Items from a data source
========================================================================

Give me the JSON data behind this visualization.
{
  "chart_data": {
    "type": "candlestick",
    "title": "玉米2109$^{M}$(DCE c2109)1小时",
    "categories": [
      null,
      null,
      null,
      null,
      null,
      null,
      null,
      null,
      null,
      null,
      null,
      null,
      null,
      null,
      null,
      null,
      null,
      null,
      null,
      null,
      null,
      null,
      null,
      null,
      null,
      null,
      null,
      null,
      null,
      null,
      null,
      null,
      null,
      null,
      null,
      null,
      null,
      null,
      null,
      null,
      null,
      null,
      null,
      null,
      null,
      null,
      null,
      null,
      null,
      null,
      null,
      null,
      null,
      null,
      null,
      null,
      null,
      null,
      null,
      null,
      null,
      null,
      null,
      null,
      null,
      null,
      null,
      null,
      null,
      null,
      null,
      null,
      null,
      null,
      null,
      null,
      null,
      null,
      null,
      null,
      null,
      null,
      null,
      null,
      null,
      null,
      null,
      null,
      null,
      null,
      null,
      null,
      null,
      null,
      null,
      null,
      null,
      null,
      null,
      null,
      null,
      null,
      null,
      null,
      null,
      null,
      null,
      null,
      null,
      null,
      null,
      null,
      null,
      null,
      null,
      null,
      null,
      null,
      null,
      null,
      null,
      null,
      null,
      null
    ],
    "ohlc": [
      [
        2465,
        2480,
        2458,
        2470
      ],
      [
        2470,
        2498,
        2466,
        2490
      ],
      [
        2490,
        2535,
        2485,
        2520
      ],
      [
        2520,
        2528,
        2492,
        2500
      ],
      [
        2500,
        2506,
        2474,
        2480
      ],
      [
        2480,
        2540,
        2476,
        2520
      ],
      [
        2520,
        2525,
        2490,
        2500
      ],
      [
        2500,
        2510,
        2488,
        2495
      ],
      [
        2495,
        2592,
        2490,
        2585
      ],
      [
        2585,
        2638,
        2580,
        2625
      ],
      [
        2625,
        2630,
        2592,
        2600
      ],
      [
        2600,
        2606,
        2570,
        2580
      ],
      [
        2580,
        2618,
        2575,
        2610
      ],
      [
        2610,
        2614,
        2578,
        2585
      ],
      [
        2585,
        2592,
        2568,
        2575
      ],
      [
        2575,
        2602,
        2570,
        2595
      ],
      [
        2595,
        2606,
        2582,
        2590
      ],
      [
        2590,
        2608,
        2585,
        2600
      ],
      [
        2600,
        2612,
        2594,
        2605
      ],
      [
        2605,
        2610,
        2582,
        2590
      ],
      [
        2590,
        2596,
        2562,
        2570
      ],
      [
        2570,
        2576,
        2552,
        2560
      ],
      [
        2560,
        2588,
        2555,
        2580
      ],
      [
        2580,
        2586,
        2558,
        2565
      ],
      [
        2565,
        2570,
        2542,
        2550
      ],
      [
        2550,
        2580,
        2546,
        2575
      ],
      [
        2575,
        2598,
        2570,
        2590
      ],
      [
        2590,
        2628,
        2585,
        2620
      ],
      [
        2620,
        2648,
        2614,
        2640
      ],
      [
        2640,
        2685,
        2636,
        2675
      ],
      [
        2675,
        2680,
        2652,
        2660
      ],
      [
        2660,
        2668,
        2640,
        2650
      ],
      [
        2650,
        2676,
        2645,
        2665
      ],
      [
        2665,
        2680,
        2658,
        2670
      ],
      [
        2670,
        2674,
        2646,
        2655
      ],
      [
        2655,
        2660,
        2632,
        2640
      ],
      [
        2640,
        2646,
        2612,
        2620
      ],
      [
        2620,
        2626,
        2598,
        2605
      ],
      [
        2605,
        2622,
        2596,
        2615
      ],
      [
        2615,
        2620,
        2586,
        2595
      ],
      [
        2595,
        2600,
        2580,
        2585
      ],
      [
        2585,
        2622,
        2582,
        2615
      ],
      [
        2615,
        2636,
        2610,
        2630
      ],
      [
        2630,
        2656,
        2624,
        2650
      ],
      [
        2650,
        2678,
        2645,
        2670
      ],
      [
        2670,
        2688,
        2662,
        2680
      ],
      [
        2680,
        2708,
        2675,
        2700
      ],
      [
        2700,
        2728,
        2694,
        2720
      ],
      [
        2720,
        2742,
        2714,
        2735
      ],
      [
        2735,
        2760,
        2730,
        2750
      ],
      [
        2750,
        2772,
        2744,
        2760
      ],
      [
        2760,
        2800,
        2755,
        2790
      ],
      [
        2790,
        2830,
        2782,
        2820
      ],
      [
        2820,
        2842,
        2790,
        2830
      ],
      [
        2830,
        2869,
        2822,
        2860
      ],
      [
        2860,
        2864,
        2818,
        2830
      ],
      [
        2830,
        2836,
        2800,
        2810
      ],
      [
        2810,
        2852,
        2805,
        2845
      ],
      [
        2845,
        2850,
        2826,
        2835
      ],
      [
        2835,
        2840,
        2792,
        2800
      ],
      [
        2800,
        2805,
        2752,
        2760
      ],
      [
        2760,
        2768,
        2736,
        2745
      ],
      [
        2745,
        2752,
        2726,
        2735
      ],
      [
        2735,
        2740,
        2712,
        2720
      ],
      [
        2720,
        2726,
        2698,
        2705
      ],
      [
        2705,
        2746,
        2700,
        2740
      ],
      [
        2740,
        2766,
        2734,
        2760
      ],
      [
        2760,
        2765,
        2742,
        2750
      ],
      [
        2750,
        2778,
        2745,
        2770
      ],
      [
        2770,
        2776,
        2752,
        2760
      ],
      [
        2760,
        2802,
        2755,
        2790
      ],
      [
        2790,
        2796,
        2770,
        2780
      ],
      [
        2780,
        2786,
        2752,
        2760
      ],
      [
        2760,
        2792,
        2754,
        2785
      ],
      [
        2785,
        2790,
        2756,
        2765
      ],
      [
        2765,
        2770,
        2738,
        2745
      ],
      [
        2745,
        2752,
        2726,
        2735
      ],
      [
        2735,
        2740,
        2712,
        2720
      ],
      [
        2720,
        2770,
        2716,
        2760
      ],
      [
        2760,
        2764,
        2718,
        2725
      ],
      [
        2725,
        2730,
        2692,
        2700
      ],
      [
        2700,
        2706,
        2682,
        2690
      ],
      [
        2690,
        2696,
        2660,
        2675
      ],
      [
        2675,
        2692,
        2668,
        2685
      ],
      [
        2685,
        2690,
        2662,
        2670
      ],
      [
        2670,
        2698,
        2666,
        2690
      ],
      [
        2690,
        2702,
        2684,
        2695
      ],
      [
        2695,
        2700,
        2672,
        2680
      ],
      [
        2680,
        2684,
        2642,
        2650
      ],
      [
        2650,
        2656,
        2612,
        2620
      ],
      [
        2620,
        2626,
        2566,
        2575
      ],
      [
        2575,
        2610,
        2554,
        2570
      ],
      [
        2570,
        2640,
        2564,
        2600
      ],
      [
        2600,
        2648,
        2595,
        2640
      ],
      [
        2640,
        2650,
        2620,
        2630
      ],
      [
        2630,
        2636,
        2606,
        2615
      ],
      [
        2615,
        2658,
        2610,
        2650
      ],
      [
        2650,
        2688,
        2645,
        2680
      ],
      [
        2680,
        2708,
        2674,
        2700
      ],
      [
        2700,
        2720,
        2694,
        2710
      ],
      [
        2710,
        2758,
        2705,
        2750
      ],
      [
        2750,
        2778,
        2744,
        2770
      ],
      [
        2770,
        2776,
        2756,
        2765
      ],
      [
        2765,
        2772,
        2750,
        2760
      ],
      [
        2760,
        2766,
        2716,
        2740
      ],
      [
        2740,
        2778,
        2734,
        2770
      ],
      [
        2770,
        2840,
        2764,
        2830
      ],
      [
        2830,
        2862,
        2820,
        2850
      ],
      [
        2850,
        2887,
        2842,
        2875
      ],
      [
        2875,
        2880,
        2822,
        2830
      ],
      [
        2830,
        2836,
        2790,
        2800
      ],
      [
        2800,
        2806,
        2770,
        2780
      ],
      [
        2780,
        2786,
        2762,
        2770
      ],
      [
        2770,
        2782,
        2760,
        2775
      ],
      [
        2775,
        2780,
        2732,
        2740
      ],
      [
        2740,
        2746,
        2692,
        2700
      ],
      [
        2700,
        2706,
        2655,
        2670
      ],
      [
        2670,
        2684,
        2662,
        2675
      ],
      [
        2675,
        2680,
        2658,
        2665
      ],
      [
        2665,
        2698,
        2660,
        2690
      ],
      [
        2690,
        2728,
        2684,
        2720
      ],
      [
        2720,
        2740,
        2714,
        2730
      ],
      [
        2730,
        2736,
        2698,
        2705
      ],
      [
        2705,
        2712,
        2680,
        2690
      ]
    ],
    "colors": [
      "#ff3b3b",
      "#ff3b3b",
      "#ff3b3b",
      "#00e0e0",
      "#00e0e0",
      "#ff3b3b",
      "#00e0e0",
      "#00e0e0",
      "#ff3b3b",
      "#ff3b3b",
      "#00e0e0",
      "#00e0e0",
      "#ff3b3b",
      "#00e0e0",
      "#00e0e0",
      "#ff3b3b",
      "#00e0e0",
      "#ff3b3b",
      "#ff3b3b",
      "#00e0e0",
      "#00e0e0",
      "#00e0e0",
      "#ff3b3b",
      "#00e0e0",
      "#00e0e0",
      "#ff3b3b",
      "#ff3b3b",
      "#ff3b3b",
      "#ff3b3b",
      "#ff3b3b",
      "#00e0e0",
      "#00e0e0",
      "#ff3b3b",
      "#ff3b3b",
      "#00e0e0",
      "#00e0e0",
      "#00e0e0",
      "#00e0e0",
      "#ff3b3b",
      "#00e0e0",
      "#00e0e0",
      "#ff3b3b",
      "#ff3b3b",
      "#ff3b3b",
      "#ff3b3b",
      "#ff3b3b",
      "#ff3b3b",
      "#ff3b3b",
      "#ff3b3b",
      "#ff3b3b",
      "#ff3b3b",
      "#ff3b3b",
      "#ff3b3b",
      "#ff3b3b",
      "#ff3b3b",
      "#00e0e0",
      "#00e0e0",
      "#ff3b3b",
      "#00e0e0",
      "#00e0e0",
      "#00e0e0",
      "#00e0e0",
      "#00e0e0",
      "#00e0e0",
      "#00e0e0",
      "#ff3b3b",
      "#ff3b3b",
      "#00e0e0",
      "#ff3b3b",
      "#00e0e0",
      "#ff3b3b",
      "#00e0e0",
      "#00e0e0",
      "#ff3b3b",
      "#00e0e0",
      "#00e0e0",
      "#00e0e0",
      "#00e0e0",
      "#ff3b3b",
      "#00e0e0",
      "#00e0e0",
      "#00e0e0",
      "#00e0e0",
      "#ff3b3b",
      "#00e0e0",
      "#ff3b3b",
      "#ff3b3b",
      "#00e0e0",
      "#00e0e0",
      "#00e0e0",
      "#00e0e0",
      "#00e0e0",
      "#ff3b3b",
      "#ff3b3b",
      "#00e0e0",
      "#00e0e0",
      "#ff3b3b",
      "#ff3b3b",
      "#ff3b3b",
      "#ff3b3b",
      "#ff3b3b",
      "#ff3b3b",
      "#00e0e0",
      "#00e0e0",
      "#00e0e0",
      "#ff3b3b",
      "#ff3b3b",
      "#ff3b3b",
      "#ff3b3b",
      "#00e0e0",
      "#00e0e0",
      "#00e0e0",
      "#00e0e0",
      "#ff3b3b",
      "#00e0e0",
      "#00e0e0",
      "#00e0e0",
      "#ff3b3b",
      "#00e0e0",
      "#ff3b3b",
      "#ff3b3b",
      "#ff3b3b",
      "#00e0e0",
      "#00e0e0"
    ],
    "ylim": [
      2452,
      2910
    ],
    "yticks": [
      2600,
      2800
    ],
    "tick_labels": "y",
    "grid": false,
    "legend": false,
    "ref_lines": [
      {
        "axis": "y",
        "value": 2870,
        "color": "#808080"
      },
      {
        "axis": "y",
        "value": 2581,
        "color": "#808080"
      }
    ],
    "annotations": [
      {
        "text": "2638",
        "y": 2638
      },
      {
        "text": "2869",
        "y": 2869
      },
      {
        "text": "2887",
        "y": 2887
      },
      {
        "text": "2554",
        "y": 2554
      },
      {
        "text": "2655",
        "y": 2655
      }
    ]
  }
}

========================================================================

**Aim**
Filter the data for the string "text" and copy every line that has it.

**Complete answer**
        "text": "2638",
        "text": "2869",
        "text": "2887",
        "text": "2554",
        "text": "2655",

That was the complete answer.